_Written request_. Find every line in the records below that contains the word "scroll", and copy each such line.

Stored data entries
★ ★ ★ ★
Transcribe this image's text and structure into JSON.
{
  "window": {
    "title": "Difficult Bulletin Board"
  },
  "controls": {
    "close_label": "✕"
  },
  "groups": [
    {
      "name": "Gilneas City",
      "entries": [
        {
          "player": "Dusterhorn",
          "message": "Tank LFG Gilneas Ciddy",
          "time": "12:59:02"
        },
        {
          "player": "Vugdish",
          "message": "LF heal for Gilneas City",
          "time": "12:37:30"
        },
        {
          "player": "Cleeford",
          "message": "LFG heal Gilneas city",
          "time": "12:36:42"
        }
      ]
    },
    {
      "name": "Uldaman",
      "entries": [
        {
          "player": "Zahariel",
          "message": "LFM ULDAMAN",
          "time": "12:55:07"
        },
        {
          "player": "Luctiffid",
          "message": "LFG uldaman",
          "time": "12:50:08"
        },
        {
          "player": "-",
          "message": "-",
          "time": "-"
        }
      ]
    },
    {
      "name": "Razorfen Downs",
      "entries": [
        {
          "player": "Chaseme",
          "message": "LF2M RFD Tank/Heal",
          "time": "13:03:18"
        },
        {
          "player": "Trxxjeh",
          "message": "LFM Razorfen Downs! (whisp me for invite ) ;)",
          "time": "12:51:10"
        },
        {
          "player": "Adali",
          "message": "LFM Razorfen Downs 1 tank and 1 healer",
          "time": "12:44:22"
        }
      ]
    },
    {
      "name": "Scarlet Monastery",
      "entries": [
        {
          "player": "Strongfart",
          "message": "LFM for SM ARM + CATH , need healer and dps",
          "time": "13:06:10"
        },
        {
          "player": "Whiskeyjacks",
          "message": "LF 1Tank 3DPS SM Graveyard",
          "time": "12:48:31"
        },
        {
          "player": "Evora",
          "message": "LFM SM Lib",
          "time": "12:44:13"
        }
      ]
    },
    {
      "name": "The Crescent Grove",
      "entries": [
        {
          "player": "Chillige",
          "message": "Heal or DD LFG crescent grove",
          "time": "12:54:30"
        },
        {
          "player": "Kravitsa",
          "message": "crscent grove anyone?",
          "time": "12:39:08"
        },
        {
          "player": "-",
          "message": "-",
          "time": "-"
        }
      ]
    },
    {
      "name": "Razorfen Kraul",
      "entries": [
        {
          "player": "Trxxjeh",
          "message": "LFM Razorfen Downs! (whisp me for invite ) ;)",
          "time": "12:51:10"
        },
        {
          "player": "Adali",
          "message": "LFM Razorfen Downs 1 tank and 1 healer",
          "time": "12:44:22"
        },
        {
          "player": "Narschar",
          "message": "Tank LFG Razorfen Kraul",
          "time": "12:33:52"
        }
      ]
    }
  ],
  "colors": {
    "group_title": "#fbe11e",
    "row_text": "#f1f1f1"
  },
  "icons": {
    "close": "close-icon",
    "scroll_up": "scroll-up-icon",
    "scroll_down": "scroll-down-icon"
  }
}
★ ★ ★ ★
_Result_.
    "scroll_up": "scroll-up-icon",
    "scroll_down": "scroll-down-icon"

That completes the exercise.